Given task: Quote each record exactly, please, leaving none out.

####

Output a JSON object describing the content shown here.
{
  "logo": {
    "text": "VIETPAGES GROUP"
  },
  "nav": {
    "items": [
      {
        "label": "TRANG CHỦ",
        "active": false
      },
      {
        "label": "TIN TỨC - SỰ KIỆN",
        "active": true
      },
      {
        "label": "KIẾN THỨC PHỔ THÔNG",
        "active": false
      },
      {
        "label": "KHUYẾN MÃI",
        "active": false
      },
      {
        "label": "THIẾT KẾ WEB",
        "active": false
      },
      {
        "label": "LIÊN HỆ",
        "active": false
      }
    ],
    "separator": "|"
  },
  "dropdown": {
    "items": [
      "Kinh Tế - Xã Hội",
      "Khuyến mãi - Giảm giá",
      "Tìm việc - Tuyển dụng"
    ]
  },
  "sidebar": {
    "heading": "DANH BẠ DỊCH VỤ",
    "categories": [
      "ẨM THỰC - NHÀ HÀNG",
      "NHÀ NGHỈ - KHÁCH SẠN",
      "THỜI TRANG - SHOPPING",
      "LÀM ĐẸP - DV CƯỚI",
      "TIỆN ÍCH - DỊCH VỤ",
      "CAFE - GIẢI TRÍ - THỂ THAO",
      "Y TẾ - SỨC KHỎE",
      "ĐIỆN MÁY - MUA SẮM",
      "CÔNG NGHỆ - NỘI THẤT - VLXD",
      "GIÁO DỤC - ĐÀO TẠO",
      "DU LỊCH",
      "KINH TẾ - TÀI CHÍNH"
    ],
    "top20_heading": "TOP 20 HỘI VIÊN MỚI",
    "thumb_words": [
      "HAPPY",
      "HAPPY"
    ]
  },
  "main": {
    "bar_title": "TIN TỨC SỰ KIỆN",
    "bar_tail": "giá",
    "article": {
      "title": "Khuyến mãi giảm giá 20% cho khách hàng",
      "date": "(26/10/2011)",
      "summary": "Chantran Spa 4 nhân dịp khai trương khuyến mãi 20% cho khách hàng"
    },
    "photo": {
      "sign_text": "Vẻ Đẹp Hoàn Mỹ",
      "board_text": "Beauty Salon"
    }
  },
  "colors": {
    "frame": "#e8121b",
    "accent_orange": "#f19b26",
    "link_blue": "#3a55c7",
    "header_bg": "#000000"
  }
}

####

Response:
Output a JSON object describing the content shown here.
{
  "logo": {
    "text": "VIETPAGES GROUP"
  },
  "nav": {
    "items": [
      {
        "label": "TRANG CHỦ",
        "active": false
      },
      {
        "label": "TIN TỨC - SỰ KIỆN",
        "active": true
      },
      {
        "label": "KIẾN THỨC PHỔ THÔNG",
        "active": false
      },
      {
        "label": "KHUYẾN MÃI",
        "active": false
      },
      {
        "label": "THIẾT KẾ WEB",
        "active": false
      },
      {
        "label": "LIÊN HỆ",
        "active": false
      }
    ],
    "separator": "|"
  },
  "dropdown": {
    "items": [
      "Kinh Tế - Xã Hội",
      "Khuyến mãi - Giảm giá",
      "Tìm việc - Tuyển dụng"
    ]
  },
  "sidebar": {
    "heading": "DANH BẠ DỊCH VỤ",
    "categories": [
      "ẨM THỰC - NHÀ HÀNG",
      "NHÀ NGHỈ - KHÁCH SẠN",
      "THỜI TRANG - SHOPPING",
      "LÀM ĐẸP - DV CƯỚI",
      "TIỆN ÍCH - DỊCH VỤ",
      "CAFE - GIẢI TRÍ - THỂ THAO",
      "Y TẾ - SỨC KHỎE",
      "ĐIỆN MÁY - MUA SẮM",
      "CÔNG NGHỆ - NỘI THẤT - VLXD",
      "GIÁO DỤC - ĐÀO TẠO",
      "DU LỊCH",
      "KINH TẾ - TÀI CHÍNH"
    ],
    "top20_heading": "TOP 20 HỘI VIÊN MỚI",
    "thumb_words": [
      "HAPPY",
      "HAPPY"
    ]
  },
  "main": {
    "bar_title": "TIN TỨC SỰ KIỆN",
    "bar_tail": "giá",
    "article": {
      "title": "Khuyến mãi giảm giá 20% cho khách hàng",
      "date": "(26/10/2011)",
      "summary": "Chantran Spa 4 nhân dịp khai trương khuyến mãi 20% cho khách hàng"
    },
    "photo": {
      "sign_text": "Vẻ Đẹp Hoàn Mỹ",
      "board_text": "Beauty Salon"
    }
  },
  "colors": {
    "frame": "#e8121b",
    "accent_orange": "#f19b26",
    "link_blue": "#3a55c7",
    "header_bg": "#000000"
  }
}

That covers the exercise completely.